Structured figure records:
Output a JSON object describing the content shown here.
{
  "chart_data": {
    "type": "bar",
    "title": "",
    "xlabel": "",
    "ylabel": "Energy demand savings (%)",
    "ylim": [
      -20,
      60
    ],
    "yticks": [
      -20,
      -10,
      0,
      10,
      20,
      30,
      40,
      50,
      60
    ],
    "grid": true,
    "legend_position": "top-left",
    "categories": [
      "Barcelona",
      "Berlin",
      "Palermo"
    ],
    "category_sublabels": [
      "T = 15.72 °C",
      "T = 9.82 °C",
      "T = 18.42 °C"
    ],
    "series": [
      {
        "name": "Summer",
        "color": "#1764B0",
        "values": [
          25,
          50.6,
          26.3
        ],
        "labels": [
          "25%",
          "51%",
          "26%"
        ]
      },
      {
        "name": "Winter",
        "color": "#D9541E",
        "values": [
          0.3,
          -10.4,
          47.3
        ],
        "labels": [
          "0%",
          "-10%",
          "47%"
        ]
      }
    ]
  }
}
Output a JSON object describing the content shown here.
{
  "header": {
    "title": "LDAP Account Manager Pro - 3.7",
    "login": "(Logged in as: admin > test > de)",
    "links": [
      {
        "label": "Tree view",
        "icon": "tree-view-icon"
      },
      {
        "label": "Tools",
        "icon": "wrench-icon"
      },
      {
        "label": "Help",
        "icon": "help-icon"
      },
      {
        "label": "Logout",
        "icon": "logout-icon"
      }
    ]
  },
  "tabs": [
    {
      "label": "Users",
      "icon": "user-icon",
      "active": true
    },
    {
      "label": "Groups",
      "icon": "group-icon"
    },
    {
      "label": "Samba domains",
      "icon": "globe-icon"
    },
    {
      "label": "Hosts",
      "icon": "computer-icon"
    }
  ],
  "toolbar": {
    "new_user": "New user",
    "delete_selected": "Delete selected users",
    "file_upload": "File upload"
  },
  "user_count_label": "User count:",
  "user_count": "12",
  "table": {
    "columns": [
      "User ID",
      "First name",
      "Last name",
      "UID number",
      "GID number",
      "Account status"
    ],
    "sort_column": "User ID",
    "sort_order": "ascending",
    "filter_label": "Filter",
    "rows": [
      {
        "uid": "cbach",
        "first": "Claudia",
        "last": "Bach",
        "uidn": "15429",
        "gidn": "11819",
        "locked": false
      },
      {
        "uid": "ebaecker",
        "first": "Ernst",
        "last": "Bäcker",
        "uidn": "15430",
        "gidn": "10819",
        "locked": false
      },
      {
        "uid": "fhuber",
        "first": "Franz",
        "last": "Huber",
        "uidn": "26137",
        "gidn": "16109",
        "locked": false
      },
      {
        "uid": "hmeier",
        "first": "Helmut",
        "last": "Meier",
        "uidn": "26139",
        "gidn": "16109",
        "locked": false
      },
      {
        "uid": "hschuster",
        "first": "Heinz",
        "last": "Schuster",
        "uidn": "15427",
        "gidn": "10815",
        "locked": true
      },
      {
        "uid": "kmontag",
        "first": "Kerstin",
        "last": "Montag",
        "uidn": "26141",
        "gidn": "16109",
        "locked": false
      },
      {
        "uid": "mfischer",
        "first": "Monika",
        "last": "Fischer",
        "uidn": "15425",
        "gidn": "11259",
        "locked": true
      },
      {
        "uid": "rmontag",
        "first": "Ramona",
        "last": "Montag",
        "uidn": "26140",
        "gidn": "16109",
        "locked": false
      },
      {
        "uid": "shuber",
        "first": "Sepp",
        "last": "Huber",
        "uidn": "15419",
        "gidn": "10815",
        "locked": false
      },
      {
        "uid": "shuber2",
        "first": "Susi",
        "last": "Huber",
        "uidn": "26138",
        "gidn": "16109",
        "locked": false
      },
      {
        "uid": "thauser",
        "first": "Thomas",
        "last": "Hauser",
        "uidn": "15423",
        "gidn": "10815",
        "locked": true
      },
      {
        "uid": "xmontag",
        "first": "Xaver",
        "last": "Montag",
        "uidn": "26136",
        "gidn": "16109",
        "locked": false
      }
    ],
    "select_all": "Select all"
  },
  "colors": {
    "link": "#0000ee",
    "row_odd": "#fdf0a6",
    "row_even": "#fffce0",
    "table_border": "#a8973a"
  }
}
--
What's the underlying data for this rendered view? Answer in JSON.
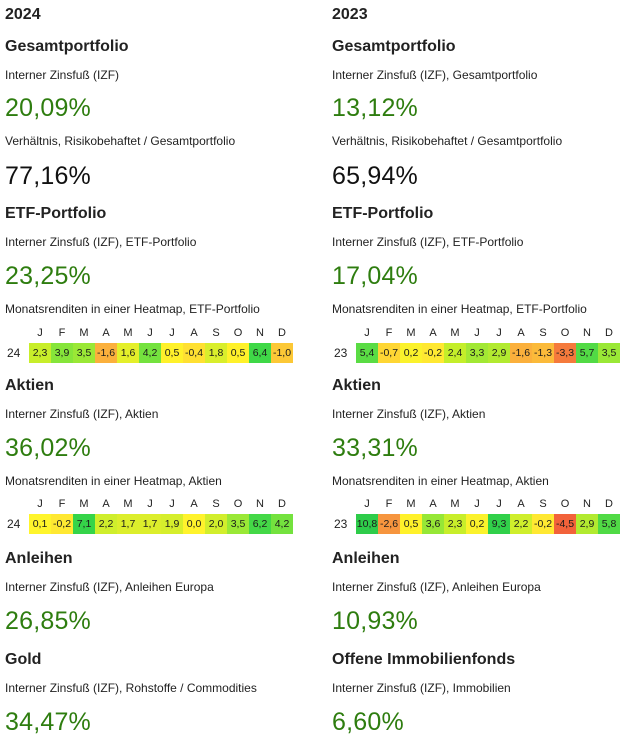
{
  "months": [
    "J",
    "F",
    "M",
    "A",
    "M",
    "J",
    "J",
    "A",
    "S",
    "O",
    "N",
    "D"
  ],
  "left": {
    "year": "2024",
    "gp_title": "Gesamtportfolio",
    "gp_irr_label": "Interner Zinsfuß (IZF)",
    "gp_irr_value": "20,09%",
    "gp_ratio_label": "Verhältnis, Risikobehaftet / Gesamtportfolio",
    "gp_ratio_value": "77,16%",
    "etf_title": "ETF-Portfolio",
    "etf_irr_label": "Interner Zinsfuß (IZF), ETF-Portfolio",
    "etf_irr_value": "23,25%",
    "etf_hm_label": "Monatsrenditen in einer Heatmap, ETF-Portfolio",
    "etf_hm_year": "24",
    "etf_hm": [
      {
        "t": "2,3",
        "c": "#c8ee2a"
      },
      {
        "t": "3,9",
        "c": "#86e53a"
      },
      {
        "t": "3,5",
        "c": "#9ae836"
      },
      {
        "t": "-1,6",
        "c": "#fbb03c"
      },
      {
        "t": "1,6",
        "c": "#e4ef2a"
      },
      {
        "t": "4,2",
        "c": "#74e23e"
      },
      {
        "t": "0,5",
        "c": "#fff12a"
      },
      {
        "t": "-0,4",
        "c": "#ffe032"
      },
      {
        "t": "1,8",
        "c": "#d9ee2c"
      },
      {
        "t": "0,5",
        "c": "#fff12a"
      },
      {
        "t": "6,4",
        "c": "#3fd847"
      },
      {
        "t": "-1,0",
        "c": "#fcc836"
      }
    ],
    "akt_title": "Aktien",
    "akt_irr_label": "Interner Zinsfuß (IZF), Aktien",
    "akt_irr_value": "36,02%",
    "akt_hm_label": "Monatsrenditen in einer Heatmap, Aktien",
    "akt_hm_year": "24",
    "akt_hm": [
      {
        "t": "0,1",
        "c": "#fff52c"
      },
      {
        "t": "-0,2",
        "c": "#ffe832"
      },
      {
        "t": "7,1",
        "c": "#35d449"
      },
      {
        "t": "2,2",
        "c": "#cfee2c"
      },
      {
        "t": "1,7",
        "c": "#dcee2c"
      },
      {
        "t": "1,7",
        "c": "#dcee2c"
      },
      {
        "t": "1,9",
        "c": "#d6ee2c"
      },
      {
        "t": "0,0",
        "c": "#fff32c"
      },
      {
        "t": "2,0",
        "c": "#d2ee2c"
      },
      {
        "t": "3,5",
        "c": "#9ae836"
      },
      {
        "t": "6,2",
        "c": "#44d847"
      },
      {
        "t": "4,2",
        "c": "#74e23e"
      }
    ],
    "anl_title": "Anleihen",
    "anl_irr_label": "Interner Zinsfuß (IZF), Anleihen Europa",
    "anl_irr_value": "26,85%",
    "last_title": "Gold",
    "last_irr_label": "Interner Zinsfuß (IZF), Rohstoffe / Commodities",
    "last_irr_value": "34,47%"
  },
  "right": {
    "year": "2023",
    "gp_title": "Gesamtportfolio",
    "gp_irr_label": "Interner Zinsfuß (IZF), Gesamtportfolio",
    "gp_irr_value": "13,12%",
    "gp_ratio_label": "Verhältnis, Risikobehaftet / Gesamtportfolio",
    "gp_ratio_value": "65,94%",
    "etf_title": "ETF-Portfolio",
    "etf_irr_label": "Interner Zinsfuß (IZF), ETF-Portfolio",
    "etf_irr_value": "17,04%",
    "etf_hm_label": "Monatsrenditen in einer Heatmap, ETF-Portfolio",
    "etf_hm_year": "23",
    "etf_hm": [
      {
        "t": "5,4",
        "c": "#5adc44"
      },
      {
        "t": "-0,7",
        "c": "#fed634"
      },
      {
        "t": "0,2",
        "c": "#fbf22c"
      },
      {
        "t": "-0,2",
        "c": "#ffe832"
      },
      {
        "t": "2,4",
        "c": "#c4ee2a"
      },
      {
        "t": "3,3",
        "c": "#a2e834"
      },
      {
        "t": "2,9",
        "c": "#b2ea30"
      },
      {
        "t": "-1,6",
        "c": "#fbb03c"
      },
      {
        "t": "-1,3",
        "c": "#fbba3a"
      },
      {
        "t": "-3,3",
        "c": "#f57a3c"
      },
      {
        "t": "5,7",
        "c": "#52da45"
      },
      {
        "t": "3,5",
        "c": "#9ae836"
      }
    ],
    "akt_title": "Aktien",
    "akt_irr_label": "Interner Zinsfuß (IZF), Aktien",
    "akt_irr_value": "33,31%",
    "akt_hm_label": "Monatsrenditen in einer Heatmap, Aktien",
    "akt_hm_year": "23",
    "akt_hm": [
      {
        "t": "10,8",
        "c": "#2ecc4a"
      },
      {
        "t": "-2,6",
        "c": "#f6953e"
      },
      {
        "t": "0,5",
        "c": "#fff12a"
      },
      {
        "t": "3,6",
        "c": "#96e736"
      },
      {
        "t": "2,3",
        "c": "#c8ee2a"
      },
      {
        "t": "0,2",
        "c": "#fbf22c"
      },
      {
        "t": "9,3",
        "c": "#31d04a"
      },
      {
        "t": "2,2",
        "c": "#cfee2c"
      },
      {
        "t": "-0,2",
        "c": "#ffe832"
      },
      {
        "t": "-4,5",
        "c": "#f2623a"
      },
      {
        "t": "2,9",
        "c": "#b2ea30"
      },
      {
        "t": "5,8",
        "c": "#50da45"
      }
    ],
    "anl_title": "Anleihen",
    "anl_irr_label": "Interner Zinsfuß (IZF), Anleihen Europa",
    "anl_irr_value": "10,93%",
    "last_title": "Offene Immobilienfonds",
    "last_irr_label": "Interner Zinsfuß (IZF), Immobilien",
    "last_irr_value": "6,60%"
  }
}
---
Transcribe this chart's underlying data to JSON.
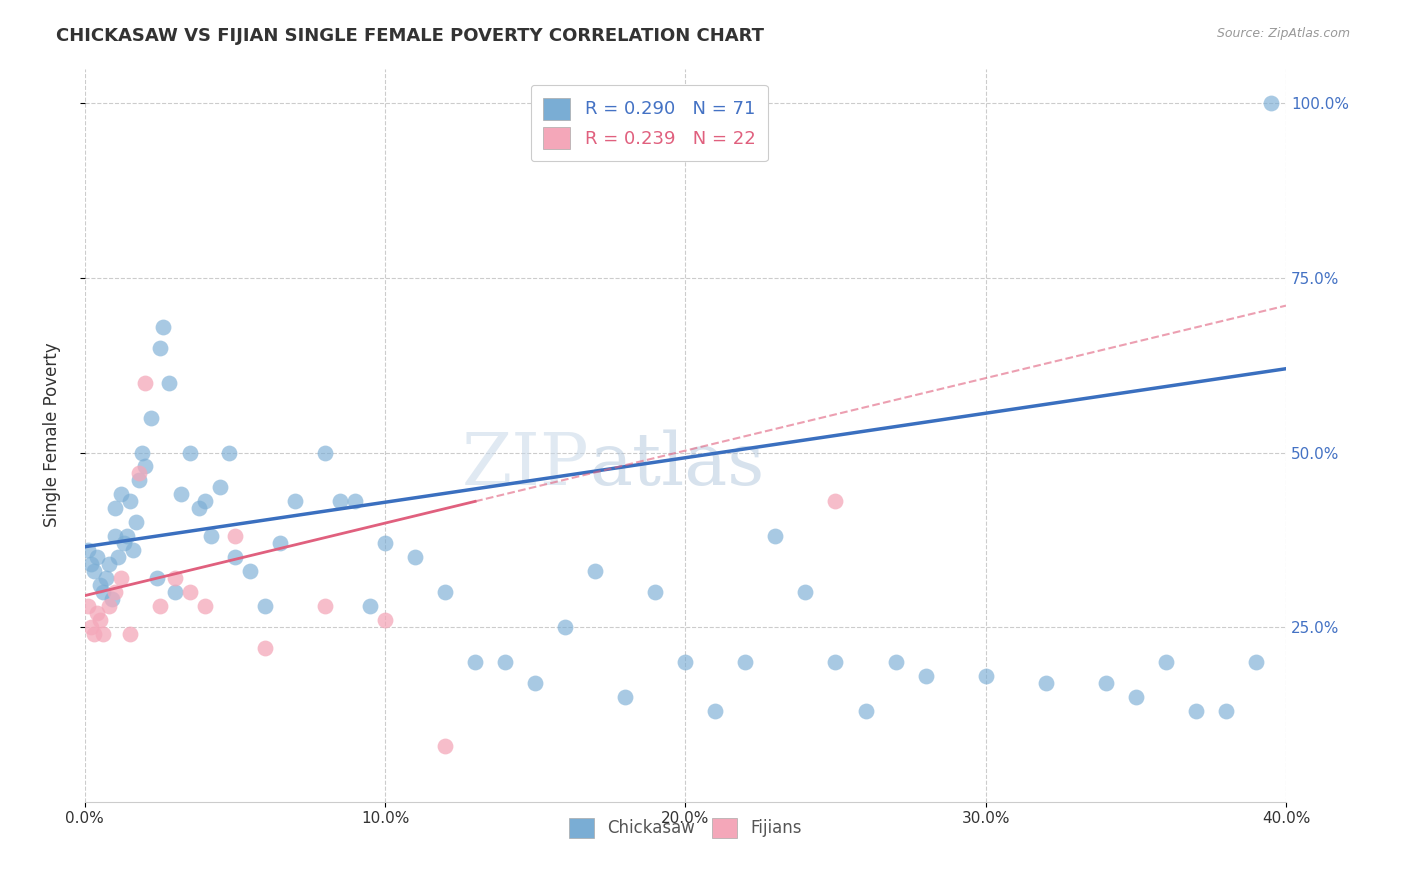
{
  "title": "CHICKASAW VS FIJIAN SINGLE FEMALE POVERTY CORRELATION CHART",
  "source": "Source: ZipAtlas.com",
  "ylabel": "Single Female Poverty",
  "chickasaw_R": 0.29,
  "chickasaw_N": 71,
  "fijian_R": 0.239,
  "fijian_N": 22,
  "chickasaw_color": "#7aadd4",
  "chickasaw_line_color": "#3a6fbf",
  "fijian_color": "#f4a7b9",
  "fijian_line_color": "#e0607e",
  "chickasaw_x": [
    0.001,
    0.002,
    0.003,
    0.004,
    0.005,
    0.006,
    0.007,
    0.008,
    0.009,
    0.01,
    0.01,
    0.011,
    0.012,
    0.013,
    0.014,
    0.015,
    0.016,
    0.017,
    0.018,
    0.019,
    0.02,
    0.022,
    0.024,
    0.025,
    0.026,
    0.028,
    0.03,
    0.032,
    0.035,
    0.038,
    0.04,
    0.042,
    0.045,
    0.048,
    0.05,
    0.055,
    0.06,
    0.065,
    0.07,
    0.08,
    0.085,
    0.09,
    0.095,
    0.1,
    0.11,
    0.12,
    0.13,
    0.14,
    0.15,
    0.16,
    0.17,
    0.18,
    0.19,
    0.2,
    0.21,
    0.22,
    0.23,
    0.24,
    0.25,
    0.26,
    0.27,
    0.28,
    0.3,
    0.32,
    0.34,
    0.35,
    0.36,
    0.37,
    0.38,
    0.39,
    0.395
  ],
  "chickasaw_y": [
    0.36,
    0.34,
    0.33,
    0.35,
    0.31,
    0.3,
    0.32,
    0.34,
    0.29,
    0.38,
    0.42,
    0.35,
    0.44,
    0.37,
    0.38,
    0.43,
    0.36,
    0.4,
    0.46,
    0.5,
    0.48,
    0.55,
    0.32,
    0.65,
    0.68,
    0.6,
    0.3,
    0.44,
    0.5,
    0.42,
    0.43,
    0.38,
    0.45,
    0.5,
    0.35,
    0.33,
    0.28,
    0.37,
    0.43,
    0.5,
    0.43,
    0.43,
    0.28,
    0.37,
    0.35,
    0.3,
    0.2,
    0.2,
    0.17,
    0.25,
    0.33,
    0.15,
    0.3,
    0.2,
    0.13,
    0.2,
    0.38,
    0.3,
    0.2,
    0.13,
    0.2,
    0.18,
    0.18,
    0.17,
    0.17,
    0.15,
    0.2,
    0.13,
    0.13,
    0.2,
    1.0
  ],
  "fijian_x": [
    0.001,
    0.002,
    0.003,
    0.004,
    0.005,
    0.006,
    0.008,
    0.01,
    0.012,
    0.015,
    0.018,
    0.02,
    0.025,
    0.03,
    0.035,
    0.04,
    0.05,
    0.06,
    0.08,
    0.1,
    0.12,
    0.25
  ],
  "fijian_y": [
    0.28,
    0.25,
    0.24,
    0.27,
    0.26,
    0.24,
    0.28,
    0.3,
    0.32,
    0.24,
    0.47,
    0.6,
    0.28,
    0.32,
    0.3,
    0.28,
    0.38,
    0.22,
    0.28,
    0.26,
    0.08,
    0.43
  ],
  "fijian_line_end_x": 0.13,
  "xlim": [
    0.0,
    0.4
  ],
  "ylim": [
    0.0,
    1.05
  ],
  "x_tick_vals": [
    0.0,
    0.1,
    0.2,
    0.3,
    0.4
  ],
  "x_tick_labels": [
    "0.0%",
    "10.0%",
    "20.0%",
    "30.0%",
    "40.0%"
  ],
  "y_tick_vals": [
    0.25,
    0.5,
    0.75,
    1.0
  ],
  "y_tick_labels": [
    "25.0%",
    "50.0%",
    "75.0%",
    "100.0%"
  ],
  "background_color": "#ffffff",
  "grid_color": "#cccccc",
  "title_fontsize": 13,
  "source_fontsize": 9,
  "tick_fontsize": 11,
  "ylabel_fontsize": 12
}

> TASK INSTRUCTIONS
Search the records above for the string "JSON". Copy every line that contains it.

> EXERCISE RESPONSE
Output a JSON object describing the content shown here.
Output a JSON object describing the content shown here.
What's the underlying data for this rendered view? Answer in JSON.
Transcribe this chart's underlying data to JSON.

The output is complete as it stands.